Records for this task:
## BEGIN

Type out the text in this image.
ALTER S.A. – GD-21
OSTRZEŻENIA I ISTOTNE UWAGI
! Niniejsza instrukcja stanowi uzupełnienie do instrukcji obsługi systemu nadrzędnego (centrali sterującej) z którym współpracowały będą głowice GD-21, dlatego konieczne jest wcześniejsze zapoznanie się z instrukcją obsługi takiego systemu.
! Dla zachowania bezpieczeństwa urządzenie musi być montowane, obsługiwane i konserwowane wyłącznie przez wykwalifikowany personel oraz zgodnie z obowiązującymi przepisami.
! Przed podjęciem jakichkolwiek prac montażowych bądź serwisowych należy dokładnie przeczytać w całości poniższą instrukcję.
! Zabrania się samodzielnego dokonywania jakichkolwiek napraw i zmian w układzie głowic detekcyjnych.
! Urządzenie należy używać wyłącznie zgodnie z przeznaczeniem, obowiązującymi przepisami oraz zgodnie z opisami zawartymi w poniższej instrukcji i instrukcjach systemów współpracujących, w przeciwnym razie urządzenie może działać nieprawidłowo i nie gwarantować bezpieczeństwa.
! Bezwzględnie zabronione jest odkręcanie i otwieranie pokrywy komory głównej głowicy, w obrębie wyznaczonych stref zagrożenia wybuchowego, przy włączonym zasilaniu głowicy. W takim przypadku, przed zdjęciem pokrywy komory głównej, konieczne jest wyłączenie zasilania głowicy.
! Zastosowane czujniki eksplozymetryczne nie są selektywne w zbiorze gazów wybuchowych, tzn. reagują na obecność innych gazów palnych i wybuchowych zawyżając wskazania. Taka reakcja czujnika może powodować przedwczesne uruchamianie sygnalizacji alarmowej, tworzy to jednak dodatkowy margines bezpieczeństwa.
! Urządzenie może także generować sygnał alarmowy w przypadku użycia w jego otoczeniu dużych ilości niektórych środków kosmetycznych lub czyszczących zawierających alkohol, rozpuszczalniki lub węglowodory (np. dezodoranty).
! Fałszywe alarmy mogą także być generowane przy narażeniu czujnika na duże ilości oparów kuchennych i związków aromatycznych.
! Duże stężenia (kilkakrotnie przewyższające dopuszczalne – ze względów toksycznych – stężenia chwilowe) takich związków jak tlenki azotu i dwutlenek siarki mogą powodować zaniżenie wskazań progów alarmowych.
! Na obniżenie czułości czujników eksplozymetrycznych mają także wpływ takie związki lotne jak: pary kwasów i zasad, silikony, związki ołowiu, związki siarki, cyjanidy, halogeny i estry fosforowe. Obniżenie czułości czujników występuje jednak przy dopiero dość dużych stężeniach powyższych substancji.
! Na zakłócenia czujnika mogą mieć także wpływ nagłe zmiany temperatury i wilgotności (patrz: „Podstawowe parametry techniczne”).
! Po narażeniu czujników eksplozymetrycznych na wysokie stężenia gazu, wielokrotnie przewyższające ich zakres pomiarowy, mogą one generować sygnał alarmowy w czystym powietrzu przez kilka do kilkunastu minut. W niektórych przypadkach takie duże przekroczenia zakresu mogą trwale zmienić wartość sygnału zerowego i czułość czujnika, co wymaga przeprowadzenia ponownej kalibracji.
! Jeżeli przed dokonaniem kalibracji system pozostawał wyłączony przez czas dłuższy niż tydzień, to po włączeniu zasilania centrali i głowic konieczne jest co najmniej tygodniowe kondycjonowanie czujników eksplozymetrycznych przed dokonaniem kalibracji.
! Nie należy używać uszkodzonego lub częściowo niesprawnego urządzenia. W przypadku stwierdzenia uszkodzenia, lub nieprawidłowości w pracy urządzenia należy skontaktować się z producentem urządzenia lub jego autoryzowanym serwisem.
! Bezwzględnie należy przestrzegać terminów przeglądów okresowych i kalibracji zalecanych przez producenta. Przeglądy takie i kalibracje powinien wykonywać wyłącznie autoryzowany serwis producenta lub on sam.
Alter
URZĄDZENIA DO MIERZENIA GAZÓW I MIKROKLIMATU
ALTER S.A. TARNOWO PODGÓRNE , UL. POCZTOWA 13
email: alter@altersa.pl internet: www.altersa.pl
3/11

## END

Problem description: Where a line above contains the word "niektórych", copy that line.

Solution to this exercise:
! Urządzenie może także generować sygnał alarmowy w przypadku użycia w jego otoczeniu dużych ilości niektórych środków kosmetycznych lub czyszczących zawierających alkohol, rozpuszczalniki lub węglowodory (np. dezodoranty).
! Po narażeniu czujników eksplozymetrycznych na wysokie stężenia gazu, wielokrotnie przewyższające ich zakres pomiarowy, mogą one generować sygnał alarmowy w czystym powietrzu przez kilka do kilkunastu minut. W niektórych przypadkach takie duże przekroczenia zakresu mogą trwale zmienić wartość sygnału zerowego i czułość czujnika, co wymaga przeprowadzenia ponownej kalibracji.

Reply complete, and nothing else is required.